> **Exercise description**
Find each line with the word "modificare" and copy it.
□ □ □
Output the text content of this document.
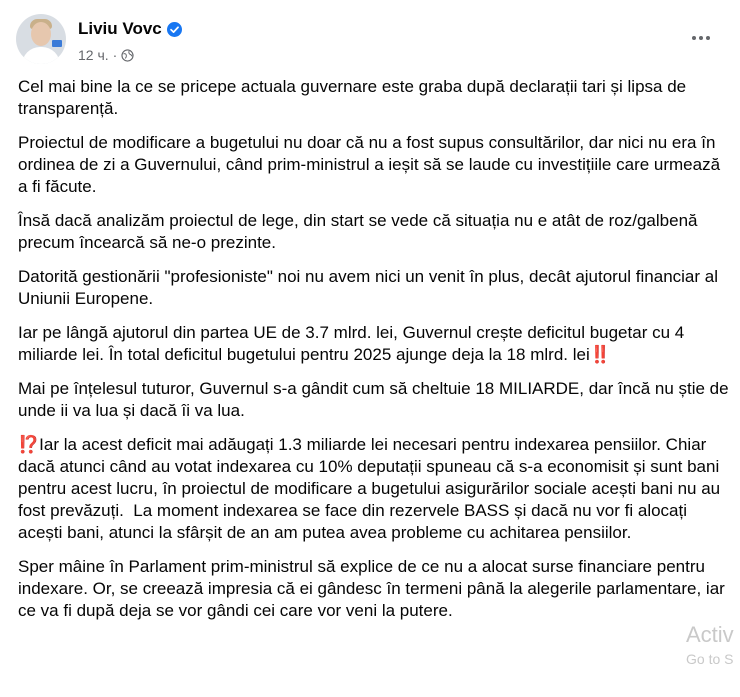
Liviu Vovc
12 ч. ·

Cel mai bine la ce se pricepe actuala guvernare este graba după declarații tari și lipsa de transparență.

Proiectul de modificare a bugetului nu doar că nu a fost supus consultărilor, dar nici nu era în ordinea de zi a Guvernului, când prim-ministrul a ieșit să se laude cu investițiile care urmează a fi făcute.

Însă dacă analizăm proiectul de lege, din start se vede că situația nu e atât de roz/galbenă precum încearcă să ne-o prezinte.

Datorită gestionării "profesioniste" noi nu avem nici un venit în plus, decât ajutorul financiar al Uniunii Europene.

Iar pe lângă ajutorul din partea UE de 3.7 mlrd. lei, Guvernul crește deficitul bugetar cu 4 miliarde lei. În total deficitul bugetului pentru 2025 ajunge deja la 18 mlrd. lei‼️

Mai pe înțelesul tuturor, Guvernul s-a gândit cum să cheltuie 18 MILIARDE, dar încă nu știe de unde ii va lua și dacă îi va lua.

⁉️Iar la acest deficit mai adăugați 1.3 miliarde lei necesari pentru indexarea pensiilor. Chiar dacă atunci când au votat indexarea cu 10% deputații spuneau că s-a economisit și sunt bani pentru acest lucru, în proiectul de modificare a bugetului asigurărilor sociale acești bani nu au fost prevăzuți.  La moment indexarea se face din rezervele BASS și dacă nu vor fi alocați acești bani, atunci la sfârșit de an am putea avea probleme cu achitarea pensiilor.

Sper mâine în Parlament prim-ministrul să explice de ce nu a alocat surse financiare pentru indexare. Or, se creează impresia că ei gândesc în termeni până la alegerile parlamentare, iar ce va fi după deja se vor gândi cei care vor veni la putere.

Activ
Go to S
□ □ □
> **Written response**
Proiectul de modificare a bugetului nu doar că nu a fost supus consultărilor, dar nici nu era în ordinea de zi a Guvernului, când prim-ministrul a ieșit să se laude cu investițiile care urmează a fi făcute.
⁉️Iar la acest deficit mai adăugați 1.3 miliarde lei necesari pentru indexarea pensiilor. Chiar dacă atunci când au votat indexarea cu 10% deputații spuneau că s-a economisit și sunt bani pentru acest lucru, în proiectul de modificare a bugetului asigurărilor sociale acești bani nu au fost prevăzuți.  La moment indexarea se face din rezervele BASS și dacă nu vor fi alocați acești bani, atunci la sfârșit de an am putea avea probleme cu achitarea pensiilor.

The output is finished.